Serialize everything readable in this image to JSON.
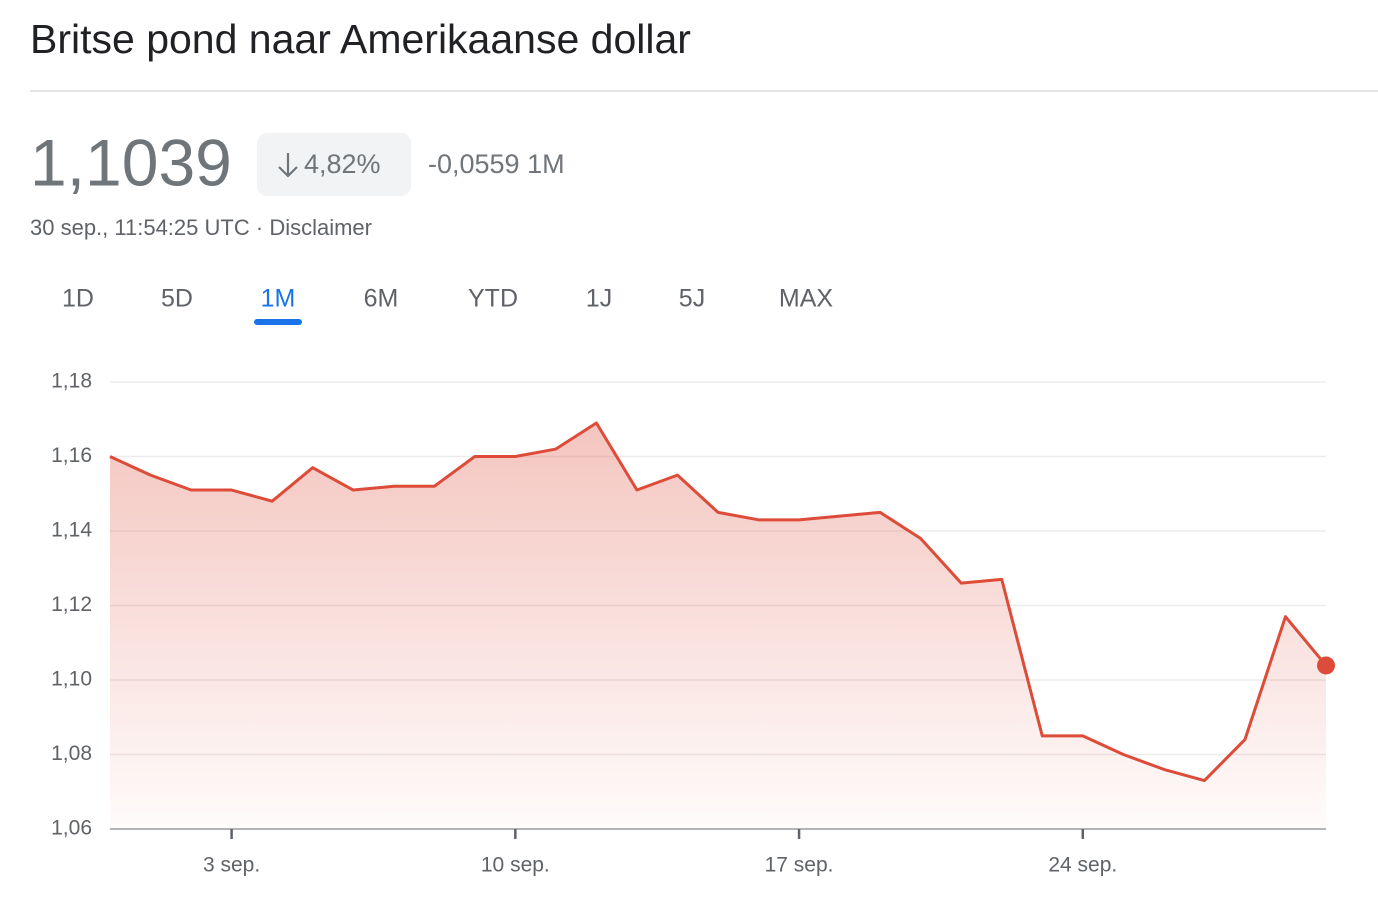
{
  "header": {
    "title": "Britse pond naar Amerikaanse dollar",
    "price": "1,1039",
    "change_percent": "4,82%",
    "change": "-0,0559 1M",
    "timestamp": "30 sep., 11:54:25 UTC",
    "separator": "·",
    "disclaimer": "Disclaimer"
  },
  "tabs": [
    "1D",
    "5D",
    "1M",
    "6M",
    "YTD",
    "1J",
    "5J",
    "MAX"
  ],
  "chart_data": {
    "type": "area",
    "categories": [
      null,
      null,
      null,
      "3 sep.",
      null,
      null,
      null,
      null,
      null,
      null,
      "10 sep.",
      null,
      null,
      null,
      null,
      null,
      null,
      "17 sep.",
      null,
      null,
      null,
      null,
      null,
      null,
      "24 sep.",
      null,
      null,
      null,
      null,
      null,
      null
    ],
    "series": [
      {
        "name": "GBP/USD",
        "color": "#dd4b39",
        "values": [
          1.16,
          1.155,
          1.151,
          1.151,
          1.148,
          1.157,
          1.151,
          1.152,
          1.152,
          1.16,
          1.16,
          1.162,
          1.169,
          1.151,
          1.155,
          1.145,
          1.143,
          1.143,
          1.144,
          1.145,
          1.138,
          1.126,
          1.127,
          1.085,
          1.085,
          1.08,
          1.076,
          1.073,
          1.084,
          1.117,
          1.1039
        ]
      }
    ],
    "ylim": [
      1.06,
      1.18
    ],
    "yticks": [
      {
        "value": 1.06,
        "label": "1,06"
      },
      {
        "value": 1.08,
        "label": "1,08"
      },
      {
        "value": 1.1,
        "label": "1,10"
      },
      {
        "value": 1.12,
        "label": "1,12"
      },
      {
        "value": 1.14,
        "label": "1,14"
      },
      {
        "value": 1.16,
        "label": "1,16"
      },
      {
        "value": 1.18,
        "label": "1,18"
      }
    ],
    "grid": true
  }
}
__________
▶ **Exercise objective**: Repeat all of the records verbatim, leaving out the pictures.

▶ **Result**:
Serialize everything readable in this image to JSON.
{
  "header": {
    "title": "Britse pond naar Amerikaanse dollar",
    "price": "1,1039",
    "change_percent": "4,82%",
    "change": "-0,0559 1M",
    "timestamp": "30 sep., 11:54:25 UTC",
    "separator": "·",
    "disclaimer": "Disclaimer"
  },
  "tabs": [
    "1D",
    "5D",
    "1M",
    "6M",
    "YTD",
    "1J",
    "5J",
    "MAX"
  ],
  "chart_data": {
    "type": "area",
    "categories": [
      null,
      null,
      null,
      "3 sep.",
      null,
      null,
      null,
      null,
      null,
      null,
      "10 sep.",
      null,
      null,
      null,
      null,
      null,
      null,
      "17 sep.",
      null,
      null,
      null,
      null,
      null,
      null,
      "24 sep.",
      null,
      null,
      null,
      null,
      null,
      null
    ],
    "series": [
      {
        "name": "GBP/USD",
        "color": "#dd4b39",
        "values": [
          1.16,
          1.155,
          1.151,
          1.151,
          1.148,
          1.157,
          1.151,
          1.152,
          1.152,
          1.16,
          1.16,
          1.162,
          1.169,
          1.151,
          1.155,
          1.145,
          1.143,
          1.143,
          1.144,
          1.145,
          1.138,
          1.126,
          1.127,
          1.085,
          1.085,
          1.08,
          1.076,
          1.073,
          1.084,
          1.117,
          1.1039
        ]
      }
    ],
    "ylim": [
      1.06,
      1.18
    ],
    "yticks": [
      {
        "value": 1.06,
        "label": "1,06"
      },
      {
        "value": 1.08,
        "label": "1,08"
      },
      {
        "value": 1.1,
        "label": "1,10"
      },
      {
        "value": 1.12,
        "label": "1,12"
      },
      {
        "value": 1.14,
        "label": "1,14"
      },
      {
        "value": 1.16,
        "label": "1,16"
      },
      {
        "value": 1.18,
        "label": "1,18"
      }
    ],
    "grid": true
  }
}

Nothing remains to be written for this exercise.